(Stored records)
+--
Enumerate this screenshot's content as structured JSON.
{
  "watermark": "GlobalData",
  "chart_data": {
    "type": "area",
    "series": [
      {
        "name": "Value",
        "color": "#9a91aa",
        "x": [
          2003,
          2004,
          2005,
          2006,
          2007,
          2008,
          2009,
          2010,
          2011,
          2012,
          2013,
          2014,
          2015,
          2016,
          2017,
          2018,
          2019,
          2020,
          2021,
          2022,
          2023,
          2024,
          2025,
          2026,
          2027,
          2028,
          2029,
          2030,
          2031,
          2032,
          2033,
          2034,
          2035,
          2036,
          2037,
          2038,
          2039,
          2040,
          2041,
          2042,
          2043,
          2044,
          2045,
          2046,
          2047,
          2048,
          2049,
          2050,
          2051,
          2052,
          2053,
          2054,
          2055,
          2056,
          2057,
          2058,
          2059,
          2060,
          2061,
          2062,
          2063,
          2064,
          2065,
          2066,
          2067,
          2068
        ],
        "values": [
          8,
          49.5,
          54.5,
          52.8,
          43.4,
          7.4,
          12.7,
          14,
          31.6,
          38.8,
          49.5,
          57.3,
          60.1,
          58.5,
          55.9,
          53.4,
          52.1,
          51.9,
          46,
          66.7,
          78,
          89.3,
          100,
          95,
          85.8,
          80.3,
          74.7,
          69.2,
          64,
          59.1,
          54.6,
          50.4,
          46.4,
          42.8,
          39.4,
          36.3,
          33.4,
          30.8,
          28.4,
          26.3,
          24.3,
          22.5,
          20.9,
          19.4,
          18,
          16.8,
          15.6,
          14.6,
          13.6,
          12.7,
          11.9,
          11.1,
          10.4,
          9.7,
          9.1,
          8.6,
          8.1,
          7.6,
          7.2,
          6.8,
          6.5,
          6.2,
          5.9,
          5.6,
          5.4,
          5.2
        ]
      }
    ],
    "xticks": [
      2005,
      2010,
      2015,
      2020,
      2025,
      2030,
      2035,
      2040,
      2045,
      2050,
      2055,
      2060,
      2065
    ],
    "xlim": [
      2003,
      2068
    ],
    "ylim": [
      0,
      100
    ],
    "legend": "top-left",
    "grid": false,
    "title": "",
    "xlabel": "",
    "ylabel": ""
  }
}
+--
What you have to do: Quote each line of the listing above exactly.

Solution to this problem:
Enumerate this screenshot's content as structured JSON.
{
  "watermark": "GlobalData",
  "chart_data": {
    "type": "area",
    "series": [
      {
        "name": "Value",
        "color": "#9a91aa",
        "x": [
          2003,
          2004,
          2005,
          2006,
          2007,
          2008,
          2009,
          2010,
          2011,
          2012,
          2013,
          2014,
          2015,
          2016,
          2017,
          2018,
          2019,
          2020,
          2021,
          2022,
          2023,
          2024,
          2025,
          2026,
          2027,
          2028,
          2029,
          2030,
          2031,
          2032,
          2033,
          2034,
          2035,
          2036,
          2037,
          2038,
          2039,
          2040,
          2041,
          2042,
          2043,
          2044,
          2045,
          2046,
          2047,
          2048,
          2049,
          2050,
          2051,
          2052,
          2053,
          2054,
          2055,
          2056,
          2057,
          2058,
          2059,
          2060,
          2061,
          2062,
          2063,
          2064,
          2065,
          2066,
          2067,
          2068
        ],
        "values": [
          8,
          49.5,
          54.5,
          52.8,
          43.4,
          7.4,
          12.7,
          14,
          31.6,
          38.8,
          49.5,
          57.3,
          60.1,
          58.5,
          55.9,
          53.4,
          52.1,
          51.9,
          46,
          66.7,
          78,
          89.3,
          100,
          95,
          85.8,
          80.3,
          74.7,
          69.2,
          64,
          59.1,
          54.6,
          50.4,
          46.4,
          42.8,
          39.4,
          36.3,
          33.4,
          30.8,
          28.4,
          26.3,
          24.3,
          22.5,
          20.9,
          19.4,
          18,
          16.8,
          15.6,
          14.6,
          13.6,
          12.7,
          11.9,
          11.1,
          10.4,
          9.7,
          9.1,
          8.6,
          8.1,
          7.6,
          7.2,
          6.8,
          6.5,
          6.2,
          5.9,
          5.6,
          5.4,
          5.2
        ]
      }
    ],
    "xticks": [
      2005,
      2010,
      2015,
      2020,
      2025,
      2030,
      2035,
      2040,
      2045,
      2050,
      2055,
      2060,
      2065
    ],
    "xlim": [
      2003,
      2068
    ],
    "ylim": [
      0,
      100
    ],
    "legend": "top-left",
    "grid": false,
    "title": "",
    "xlabel": "",
    "ylabel": ""
  }
}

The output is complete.